▸ What to do
Go through the records underneath and write each one out again exactly.

== Supplied data

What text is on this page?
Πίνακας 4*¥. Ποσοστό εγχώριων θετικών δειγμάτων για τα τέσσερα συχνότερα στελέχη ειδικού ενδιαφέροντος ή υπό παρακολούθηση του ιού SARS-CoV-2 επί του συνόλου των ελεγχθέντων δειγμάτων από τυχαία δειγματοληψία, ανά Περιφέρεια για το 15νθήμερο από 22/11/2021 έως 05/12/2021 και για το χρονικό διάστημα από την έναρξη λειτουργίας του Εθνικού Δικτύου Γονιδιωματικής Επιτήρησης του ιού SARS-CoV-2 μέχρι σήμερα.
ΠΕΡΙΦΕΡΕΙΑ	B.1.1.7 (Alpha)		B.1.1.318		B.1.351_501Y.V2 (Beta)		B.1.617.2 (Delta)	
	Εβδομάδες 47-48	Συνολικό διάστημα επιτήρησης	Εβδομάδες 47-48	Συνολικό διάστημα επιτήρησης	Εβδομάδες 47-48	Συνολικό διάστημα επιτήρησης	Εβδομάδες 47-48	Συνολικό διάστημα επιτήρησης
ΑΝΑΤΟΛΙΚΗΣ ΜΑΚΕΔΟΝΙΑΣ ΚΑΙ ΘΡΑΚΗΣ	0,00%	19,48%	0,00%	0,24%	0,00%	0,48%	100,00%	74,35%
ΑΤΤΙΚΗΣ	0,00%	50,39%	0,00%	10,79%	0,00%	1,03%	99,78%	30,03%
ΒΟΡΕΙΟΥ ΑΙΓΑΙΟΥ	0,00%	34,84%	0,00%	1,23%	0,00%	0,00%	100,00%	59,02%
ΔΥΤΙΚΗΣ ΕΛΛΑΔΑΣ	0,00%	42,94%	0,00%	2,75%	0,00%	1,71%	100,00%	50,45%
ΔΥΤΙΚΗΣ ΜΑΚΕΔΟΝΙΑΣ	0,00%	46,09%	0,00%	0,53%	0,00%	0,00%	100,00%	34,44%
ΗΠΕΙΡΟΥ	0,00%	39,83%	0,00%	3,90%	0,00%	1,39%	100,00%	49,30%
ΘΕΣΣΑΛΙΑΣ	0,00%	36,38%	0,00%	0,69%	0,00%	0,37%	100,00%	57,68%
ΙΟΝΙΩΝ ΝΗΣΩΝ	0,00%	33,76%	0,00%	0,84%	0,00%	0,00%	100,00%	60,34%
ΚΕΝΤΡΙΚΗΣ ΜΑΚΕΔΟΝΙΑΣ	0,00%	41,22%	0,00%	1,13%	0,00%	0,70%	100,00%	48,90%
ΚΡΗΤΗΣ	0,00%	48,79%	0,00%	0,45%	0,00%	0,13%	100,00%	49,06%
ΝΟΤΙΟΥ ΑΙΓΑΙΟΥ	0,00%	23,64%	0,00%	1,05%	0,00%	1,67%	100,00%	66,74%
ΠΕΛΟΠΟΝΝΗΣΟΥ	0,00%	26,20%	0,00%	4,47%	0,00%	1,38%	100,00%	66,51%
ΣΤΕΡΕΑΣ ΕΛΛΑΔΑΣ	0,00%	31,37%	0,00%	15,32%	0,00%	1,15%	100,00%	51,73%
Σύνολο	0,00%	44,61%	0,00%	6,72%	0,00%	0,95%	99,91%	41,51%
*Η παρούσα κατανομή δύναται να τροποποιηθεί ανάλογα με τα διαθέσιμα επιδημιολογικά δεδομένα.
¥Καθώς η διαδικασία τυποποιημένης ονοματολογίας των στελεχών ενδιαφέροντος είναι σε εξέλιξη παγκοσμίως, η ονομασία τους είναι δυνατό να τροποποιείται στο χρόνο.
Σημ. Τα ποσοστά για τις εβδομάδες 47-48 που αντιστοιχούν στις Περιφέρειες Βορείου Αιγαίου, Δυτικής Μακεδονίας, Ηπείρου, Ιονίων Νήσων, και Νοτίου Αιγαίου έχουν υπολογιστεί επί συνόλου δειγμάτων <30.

====

▸ Response
What text is on this page?
Πίνακας 4*¥. Ποσοστό εγχώριων θετικών δειγμάτων για τα τέσσερα συχνότερα στελέχη ειδικού ενδιαφέροντος ή υπό παρακολούθηση του ιού SARS-CoV-2 επί του συνόλου των ελεγχθέντων δειγμάτων από τυχαία δειγματοληψία, ανά Περιφέρεια για το 15νθήμερο από 22/11/2021 έως 05/12/2021 και για το χρονικό διάστημα από την έναρξη λειτουργίας του Εθνικού Δικτύου Γονιδιωματικής Επιτήρησης του ιού SARS-CoV-2 μέχρι σήμερα.
ΠΕΡΙΦΕΡΕΙΑ	B.1.1.7 (Alpha)		B.1.1.318		B.1.351_501Y.V2 (Beta)		B.1.617.2 (Delta)	
	Εβδομάδες 47-48	Συνολικό διάστημα επιτήρησης	Εβδομάδες 47-48	Συνολικό διάστημα επιτήρησης	Εβδομάδες 47-48	Συνολικό διάστημα επιτήρησης	Εβδομάδες 47-48	Συνολικό διάστημα επιτήρησης
ΑΝΑΤΟΛΙΚΗΣ ΜΑΚΕΔΟΝΙΑΣ ΚΑΙ ΘΡΑΚΗΣ	0,00%	19,48%	0,00%	0,24%	0,00%	0,48%	100,00%	74,35%
ΑΤΤΙΚΗΣ	0,00%	50,39%	0,00%	10,79%	0,00%	1,03%	99,78%	30,03%
ΒΟΡΕΙΟΥ ΑΙΓΑΙΟΥ	0,00%	34,84%	0,00%	1,23%	0,00%	0,00%	100,00%	59,02%
ΔΥΤΙΚΗΣ ΕΛΛΑΔΑΣ	0,00%	42,94%	0,00%	2,75%	0,00%	1,71%	100,00%	50,45%
ΔΥΤΙΚΗΣ ΜΑΚΕΔΟΝΙΑΣ	0,00%	46,09%	0,00%	0,53%	0,00%	0,00%	100,00%	34,44%
ΗΠΕΙΡΟΥ	0,00%	39,83%	0,00%	3,90%	0,00%	1,39%	100,00%	49,30%
ΘΕΣΣΑΛΙΑΣ	0,00%	36,38%	0,00%	0,69%	0,00%	0,37%	100,00%	57,68%
ΙΟΝΙΩΝ ΝΗΣΩΝ	0,00%	33,76%	0,00%	0,84%	0,00%	0,00%	100,00%	60,34%
ΚΕΝΤΡΙΚΗΣ ΜΑΚΕΔΟΝΙΑΣ	0,00%	41,22%	0,00%	1,13%	0,00%	0,70%	100,00%	48,90%
ΚΡΗΤΗΣ	0,00%	48,79%	0,00%	0,45%	0,00%	0,13%	100,00%	49,06%
ΝΟΤΙΟΥ ΑΙΓΑΙΟΥ	0,00%	23,64%	0,00%	1,05%	0,00%	1,67%	100,00%	66,74%
ΠΕΛΟΠΟΝΝΗΣΟΥ	0,00%	26,20%	0,00%	4,47%	0,00%	1,38%	100,00%	66,51%
ΣΤΕΡΕΑΣ ΕΛΛΑΔΑΣ	0,00%	31,37%	0,00%	15,32%	0,00%	1,15%	100,00%	51,73%
Σύνολο	0,00%	44,61%	0,00%	6,72%	0,00%	0,95%	99,91%	41,51%
*Η παρούσα κατανομή δύναται να τροποποιηθεί ανάλογα με τα διαθέσιμα επιδημιολογικά δεδομένα.
¥Καθώς η διαδικασία τυποποιημένης ονοματολογίας των στελεχών ενδιαφέροντος είναι σε εξέλιξη παγκοσμίως, η ονομασία τους είναι δυνατό να τροποποιείται στο χρόνο.
Σημ. Τα ποσοστά για τις εβδομάδες 47-48 που αντιστοιχούν στις Περιφέρειες Βορείου Αιγαίου, Δυτικής Μακεδονίας, Ηπείρου, Ιονίων Νήσων, και Νοτίου Αιγαίου έχουν υπολογιστεί επί συνόλου δειγμάτων <30.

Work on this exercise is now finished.